What is required> Give the stretch from the line containing "ref-number-140: 140 [654, 918, 737, 974]" through the line containing "ref-number-115: 115 [794, 101, 872, 156]" as a numbered list, leaving out blank lines.

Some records
##########

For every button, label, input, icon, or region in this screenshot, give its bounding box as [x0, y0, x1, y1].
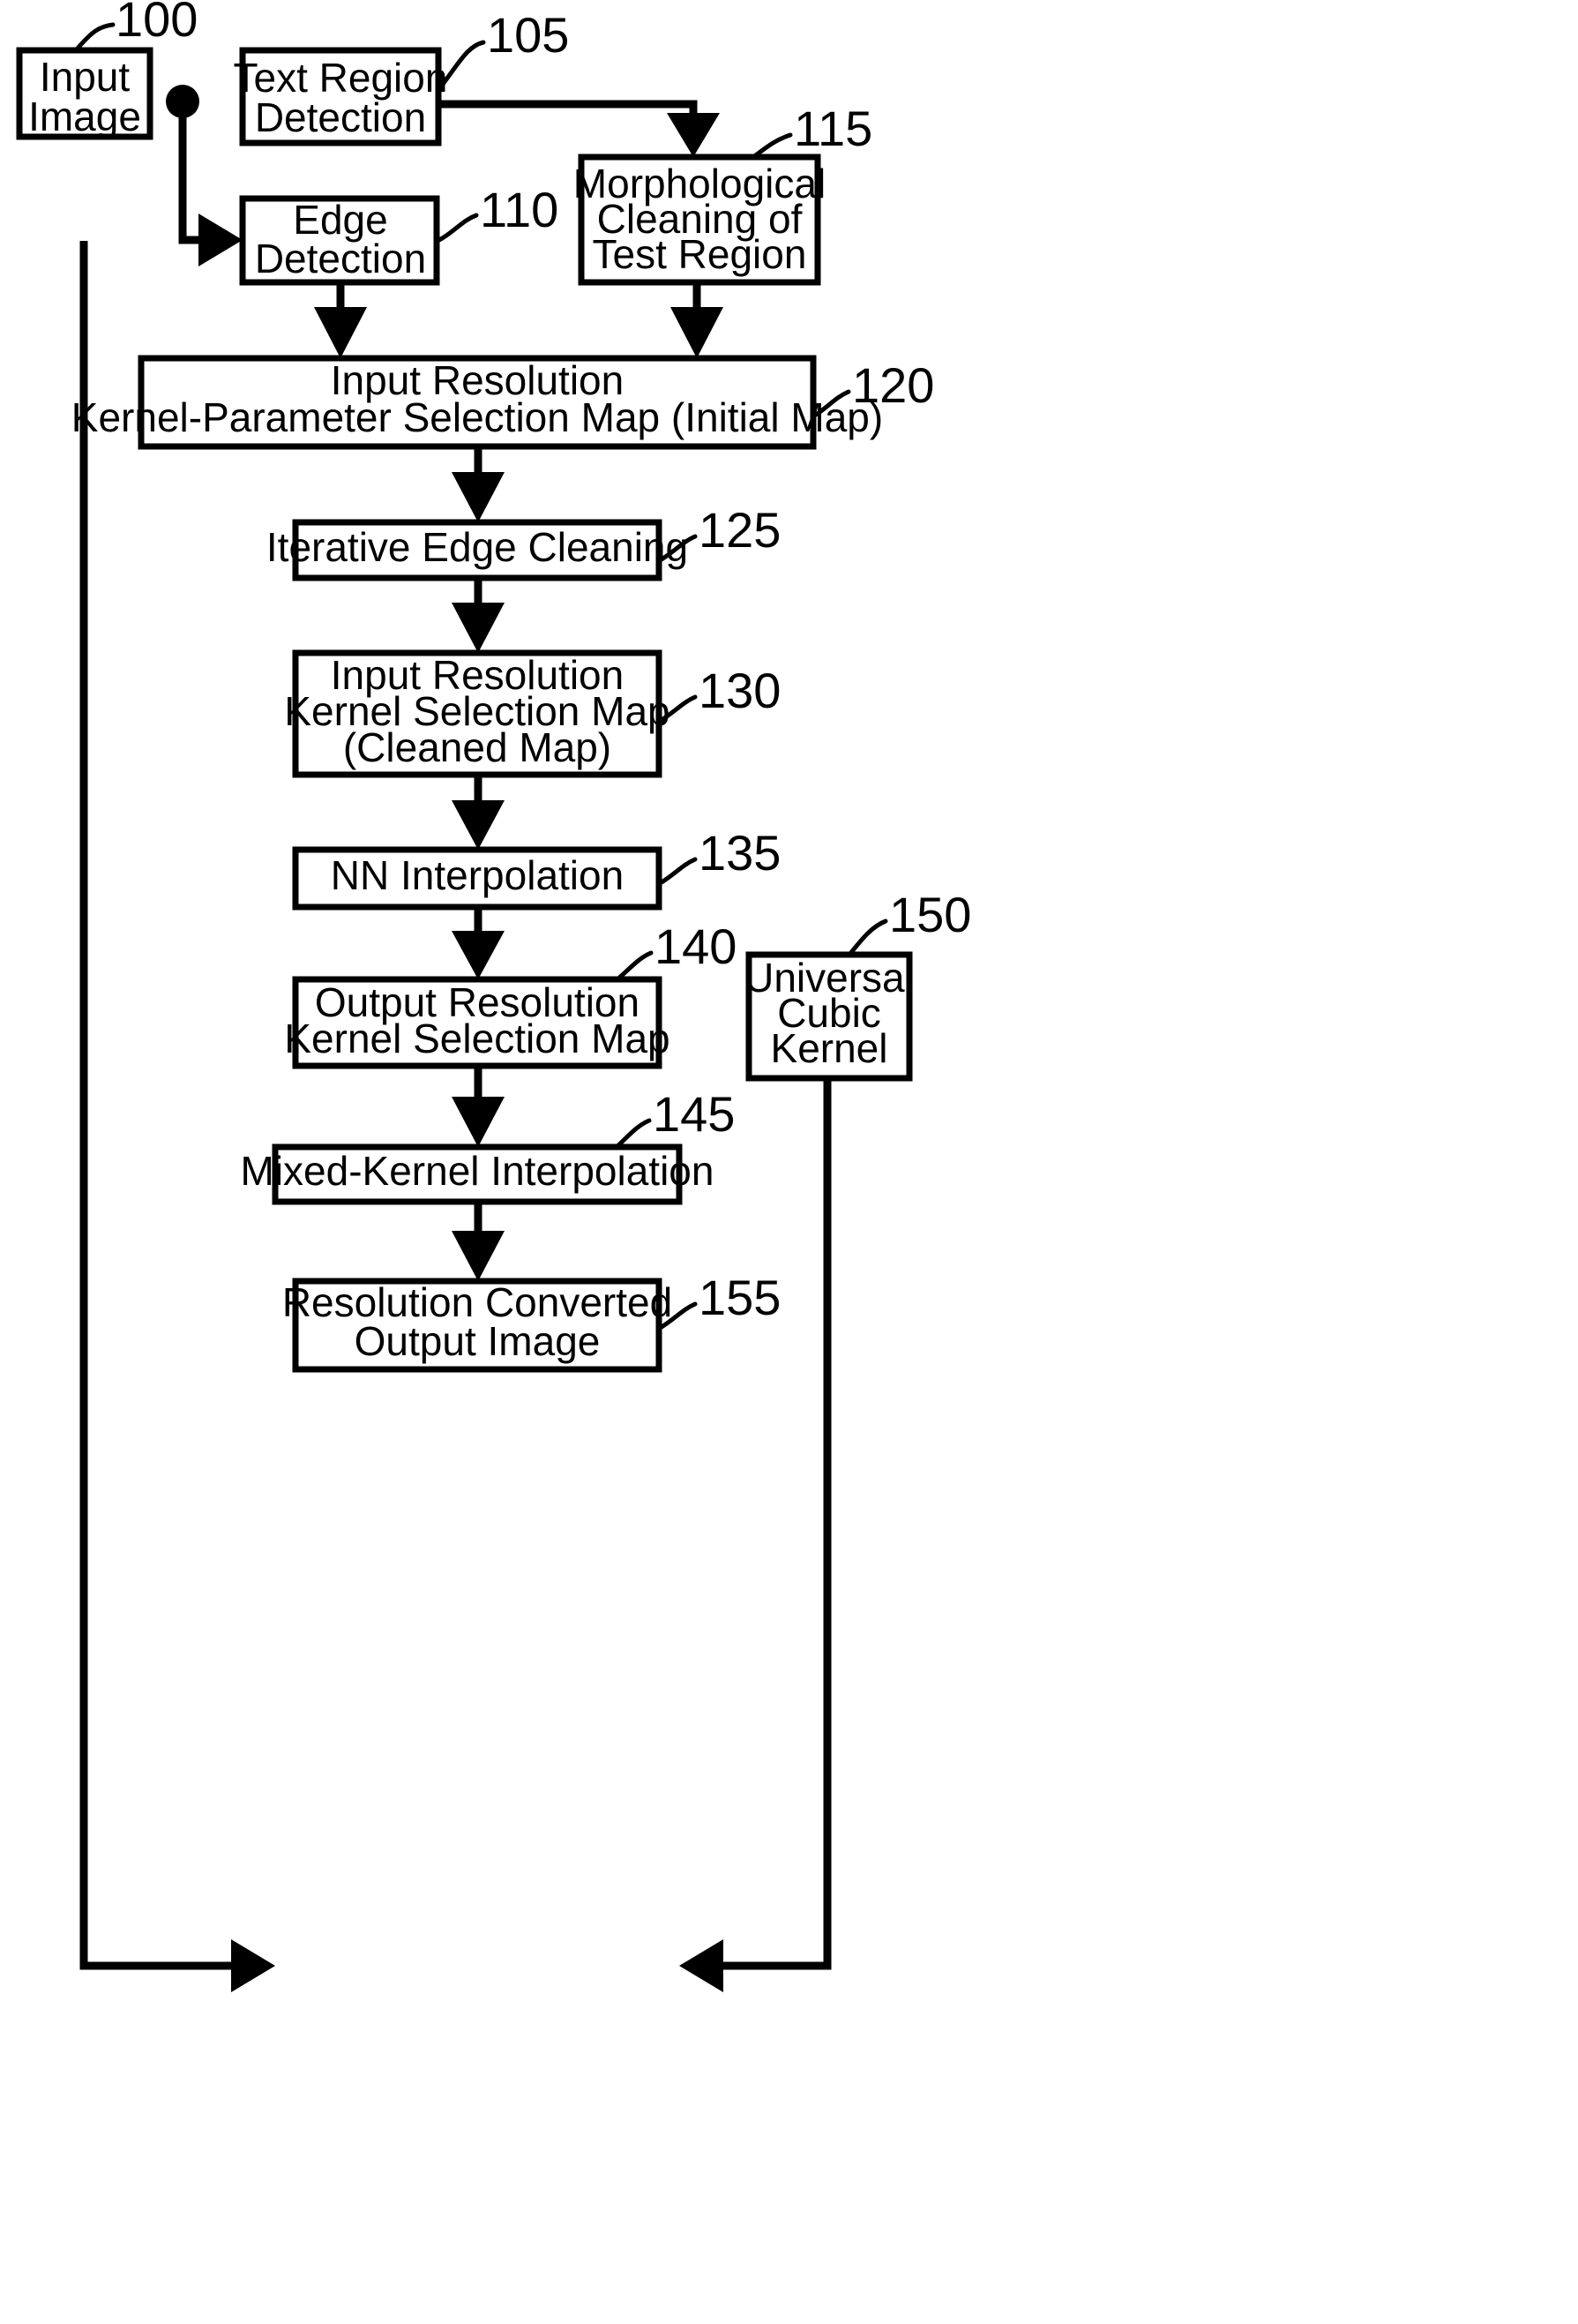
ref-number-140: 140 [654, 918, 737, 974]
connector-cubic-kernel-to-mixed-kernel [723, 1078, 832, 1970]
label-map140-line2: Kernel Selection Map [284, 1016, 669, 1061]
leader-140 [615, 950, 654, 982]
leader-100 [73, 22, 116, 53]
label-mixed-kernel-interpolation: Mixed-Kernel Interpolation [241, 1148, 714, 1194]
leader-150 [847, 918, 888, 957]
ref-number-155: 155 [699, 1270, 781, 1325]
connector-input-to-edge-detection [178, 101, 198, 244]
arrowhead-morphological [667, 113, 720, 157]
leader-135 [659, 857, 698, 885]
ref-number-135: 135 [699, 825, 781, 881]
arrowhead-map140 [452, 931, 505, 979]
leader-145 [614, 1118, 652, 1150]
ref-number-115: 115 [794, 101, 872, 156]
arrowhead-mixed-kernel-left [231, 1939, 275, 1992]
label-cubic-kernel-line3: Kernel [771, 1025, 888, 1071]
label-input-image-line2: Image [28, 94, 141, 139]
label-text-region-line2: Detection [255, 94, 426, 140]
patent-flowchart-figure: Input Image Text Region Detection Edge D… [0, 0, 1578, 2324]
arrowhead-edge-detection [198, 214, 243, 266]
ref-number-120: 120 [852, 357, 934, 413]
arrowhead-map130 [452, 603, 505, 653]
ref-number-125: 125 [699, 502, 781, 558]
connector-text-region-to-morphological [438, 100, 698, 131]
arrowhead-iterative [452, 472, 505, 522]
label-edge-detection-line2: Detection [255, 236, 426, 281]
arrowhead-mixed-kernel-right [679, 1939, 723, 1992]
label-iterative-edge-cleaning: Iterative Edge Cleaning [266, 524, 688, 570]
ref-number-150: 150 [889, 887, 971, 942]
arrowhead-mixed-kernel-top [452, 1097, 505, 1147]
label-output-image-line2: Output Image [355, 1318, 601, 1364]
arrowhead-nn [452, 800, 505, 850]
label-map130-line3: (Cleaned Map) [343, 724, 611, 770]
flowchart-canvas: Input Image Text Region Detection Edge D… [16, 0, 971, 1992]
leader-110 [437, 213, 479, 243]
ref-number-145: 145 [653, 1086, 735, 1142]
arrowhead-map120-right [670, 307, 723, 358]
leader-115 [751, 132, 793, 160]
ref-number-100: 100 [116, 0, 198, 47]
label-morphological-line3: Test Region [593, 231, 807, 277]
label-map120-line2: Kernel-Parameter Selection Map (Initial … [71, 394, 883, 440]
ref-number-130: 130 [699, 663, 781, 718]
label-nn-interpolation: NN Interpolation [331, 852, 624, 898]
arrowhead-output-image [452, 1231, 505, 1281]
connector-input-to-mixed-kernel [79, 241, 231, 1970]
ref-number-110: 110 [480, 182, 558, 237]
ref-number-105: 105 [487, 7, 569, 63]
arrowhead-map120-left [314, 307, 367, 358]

##########

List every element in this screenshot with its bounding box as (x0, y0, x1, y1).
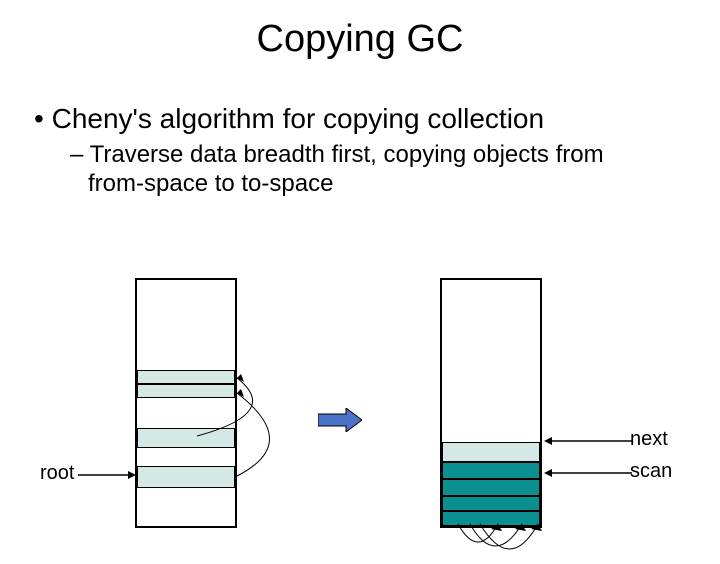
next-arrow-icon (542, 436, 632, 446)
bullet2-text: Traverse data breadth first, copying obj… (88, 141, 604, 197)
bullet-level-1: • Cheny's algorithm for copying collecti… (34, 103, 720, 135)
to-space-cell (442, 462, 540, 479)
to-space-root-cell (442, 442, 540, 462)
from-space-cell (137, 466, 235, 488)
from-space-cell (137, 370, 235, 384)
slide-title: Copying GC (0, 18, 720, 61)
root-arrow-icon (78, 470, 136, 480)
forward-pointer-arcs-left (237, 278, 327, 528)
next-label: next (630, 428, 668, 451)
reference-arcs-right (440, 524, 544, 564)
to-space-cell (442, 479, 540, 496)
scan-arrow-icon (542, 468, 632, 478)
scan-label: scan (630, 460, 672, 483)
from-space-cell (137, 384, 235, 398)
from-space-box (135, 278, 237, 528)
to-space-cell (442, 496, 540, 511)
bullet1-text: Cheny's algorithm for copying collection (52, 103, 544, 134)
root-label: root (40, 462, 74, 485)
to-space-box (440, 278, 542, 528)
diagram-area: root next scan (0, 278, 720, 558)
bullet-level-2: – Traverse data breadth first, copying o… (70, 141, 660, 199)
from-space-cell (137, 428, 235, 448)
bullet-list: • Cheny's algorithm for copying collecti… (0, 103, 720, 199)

##########

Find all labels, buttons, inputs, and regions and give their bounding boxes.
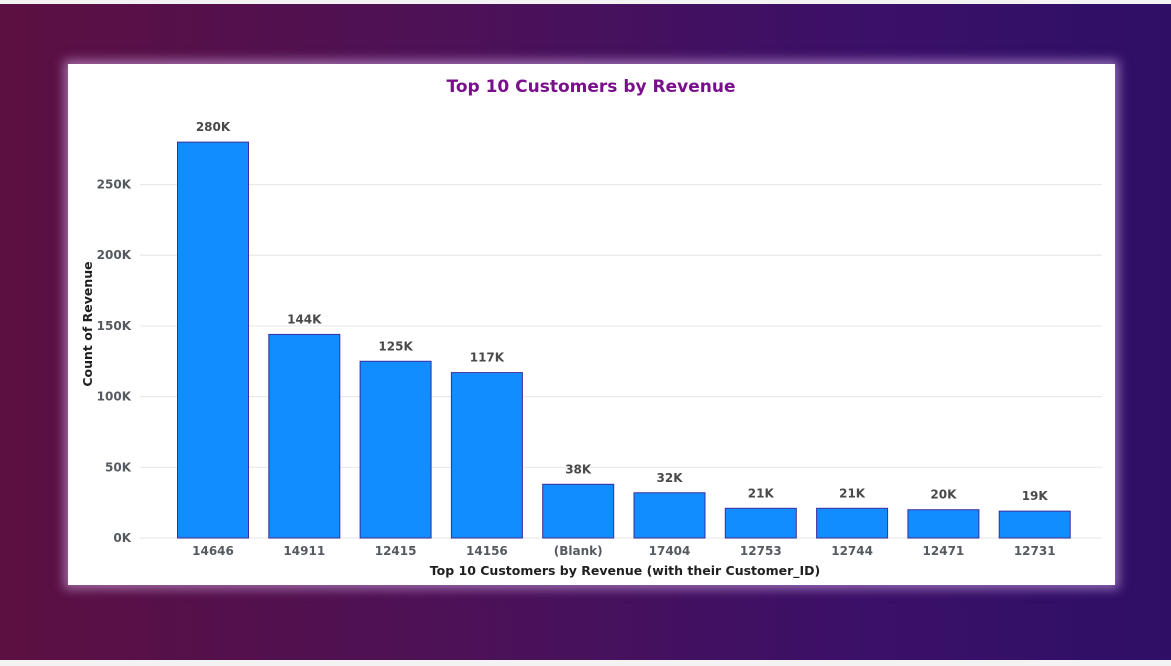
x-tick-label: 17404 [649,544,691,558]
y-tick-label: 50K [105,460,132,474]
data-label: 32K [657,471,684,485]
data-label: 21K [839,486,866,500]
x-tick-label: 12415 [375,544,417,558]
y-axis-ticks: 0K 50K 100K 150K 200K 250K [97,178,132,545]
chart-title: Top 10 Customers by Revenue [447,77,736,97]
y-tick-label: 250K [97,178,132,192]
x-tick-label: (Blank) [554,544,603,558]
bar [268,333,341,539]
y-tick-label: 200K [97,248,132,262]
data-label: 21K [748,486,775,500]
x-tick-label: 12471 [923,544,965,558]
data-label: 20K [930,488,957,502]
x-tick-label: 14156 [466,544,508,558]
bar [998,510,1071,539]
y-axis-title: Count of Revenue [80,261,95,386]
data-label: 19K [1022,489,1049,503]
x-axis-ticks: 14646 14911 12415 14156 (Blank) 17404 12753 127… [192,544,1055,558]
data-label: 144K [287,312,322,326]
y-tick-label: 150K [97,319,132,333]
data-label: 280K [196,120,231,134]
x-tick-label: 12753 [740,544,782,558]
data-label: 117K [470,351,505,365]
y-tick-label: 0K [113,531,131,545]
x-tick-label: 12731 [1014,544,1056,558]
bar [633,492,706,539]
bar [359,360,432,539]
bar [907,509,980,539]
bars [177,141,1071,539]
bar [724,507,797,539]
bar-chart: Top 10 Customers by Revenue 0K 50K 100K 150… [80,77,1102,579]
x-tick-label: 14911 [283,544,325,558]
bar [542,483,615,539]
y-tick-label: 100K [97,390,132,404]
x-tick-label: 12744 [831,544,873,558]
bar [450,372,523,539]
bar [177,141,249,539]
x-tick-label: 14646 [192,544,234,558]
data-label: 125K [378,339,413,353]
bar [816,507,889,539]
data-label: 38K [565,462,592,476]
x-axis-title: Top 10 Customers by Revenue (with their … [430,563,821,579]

##########

Full answer>
1. ref-number-140: 140 [654, 918, 737, 974]
2. connector-cubic-kernel-to-mixed-kernel [723, 1078, 832, 1970]
3. label-map140-line2: Kernel Selection Map [284, 1016, 669, 1061]
4. leader-140 [615, 950, 654, 982]
5. leader-100 [73, 22, 116, 53]
6. label-mixed-kernel-interpolation: Mixed-Kernel Interpolation [241, 1148, 714, 1194]
7. leader-150 [847, 918, 888, 957]
8. ref-number-155: 155 [699, 1270, 781, 1325]
9. connector-input-to-edge-detection [178, 101, 198, 244]
10. arrowhead-morphological [667, 113, 720, 157]
11. leader-135 [659, 857, 698, 885]
12. ref-number-135: 135 [699, 825, 781, 881]
13. arrowhead-map140 [452, 931, 505, 979]
14. leader-145 [614, 1118, 652, 1150]
15. ref-number-115: 115 [794, 101, 872, 156]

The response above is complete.